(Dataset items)
>> START
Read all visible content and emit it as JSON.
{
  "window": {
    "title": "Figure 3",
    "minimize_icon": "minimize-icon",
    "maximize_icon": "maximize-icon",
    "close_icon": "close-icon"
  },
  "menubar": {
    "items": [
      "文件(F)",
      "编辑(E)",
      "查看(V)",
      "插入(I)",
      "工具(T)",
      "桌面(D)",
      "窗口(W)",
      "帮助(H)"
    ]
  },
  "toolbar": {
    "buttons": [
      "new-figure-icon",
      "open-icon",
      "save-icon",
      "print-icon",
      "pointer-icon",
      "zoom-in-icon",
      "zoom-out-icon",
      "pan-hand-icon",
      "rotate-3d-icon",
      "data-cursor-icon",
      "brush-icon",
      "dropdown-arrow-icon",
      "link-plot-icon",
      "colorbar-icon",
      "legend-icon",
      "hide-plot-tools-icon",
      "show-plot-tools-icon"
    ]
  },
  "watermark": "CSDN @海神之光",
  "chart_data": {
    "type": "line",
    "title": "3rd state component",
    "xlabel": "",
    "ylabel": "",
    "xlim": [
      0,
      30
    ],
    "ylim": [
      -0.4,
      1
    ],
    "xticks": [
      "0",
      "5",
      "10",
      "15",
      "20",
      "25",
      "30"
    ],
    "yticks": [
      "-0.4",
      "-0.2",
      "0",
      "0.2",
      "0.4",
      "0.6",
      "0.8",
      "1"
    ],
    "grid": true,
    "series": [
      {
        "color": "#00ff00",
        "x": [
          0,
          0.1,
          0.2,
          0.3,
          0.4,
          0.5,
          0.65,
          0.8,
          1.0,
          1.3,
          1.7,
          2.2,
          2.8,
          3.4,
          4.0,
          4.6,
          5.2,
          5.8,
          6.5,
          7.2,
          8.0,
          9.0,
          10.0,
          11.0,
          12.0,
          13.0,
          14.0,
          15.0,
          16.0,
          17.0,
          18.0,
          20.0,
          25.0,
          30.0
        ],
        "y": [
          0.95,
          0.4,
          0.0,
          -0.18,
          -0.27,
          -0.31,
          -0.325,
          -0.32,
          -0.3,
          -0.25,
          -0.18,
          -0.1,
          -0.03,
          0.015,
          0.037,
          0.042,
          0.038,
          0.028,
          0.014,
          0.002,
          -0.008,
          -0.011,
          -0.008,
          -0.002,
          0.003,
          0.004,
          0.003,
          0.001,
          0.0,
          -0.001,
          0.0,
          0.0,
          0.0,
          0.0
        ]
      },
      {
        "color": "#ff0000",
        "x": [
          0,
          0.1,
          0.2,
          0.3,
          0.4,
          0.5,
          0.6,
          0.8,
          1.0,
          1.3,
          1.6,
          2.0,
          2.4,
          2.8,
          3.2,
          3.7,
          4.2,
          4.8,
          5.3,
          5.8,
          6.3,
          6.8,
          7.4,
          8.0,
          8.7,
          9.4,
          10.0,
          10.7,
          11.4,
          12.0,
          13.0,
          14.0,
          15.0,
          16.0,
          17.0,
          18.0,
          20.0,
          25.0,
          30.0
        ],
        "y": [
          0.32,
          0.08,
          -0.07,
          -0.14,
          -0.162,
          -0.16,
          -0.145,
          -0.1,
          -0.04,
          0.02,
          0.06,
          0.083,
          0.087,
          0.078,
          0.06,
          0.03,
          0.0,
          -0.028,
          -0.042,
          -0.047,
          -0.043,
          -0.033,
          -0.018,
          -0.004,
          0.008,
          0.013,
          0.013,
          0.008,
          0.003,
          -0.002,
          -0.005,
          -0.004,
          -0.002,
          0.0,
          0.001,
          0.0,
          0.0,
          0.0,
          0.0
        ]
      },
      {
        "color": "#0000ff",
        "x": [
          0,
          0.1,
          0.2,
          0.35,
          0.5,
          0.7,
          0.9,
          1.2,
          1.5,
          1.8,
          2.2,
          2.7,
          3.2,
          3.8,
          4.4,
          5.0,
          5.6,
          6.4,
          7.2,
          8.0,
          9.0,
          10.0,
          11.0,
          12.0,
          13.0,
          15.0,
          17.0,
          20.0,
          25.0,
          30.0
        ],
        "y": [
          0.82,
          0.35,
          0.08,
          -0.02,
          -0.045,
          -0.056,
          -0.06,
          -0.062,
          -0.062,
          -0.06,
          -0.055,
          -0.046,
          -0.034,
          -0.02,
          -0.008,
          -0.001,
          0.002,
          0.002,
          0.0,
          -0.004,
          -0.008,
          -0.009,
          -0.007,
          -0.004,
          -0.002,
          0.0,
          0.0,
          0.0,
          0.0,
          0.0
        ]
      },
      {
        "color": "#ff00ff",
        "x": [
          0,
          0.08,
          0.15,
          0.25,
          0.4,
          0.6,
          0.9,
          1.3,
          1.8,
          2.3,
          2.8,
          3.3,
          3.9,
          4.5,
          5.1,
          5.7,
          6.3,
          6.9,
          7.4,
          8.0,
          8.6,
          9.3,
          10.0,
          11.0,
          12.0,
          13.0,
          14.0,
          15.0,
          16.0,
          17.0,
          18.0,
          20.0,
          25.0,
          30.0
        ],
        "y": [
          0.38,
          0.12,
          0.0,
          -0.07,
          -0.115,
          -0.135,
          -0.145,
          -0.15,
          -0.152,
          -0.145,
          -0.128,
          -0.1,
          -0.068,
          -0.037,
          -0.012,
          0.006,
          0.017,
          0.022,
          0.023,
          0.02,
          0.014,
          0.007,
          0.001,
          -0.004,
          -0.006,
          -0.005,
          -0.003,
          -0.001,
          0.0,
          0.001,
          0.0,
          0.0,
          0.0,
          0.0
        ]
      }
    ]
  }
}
>> END
> **Exercise**
Take every line from the data that contains the word "plot".

> **Written answer**
      "link-plot-icon",
      "hide-plot-tools-icon",
      "show-plot-tools-icon"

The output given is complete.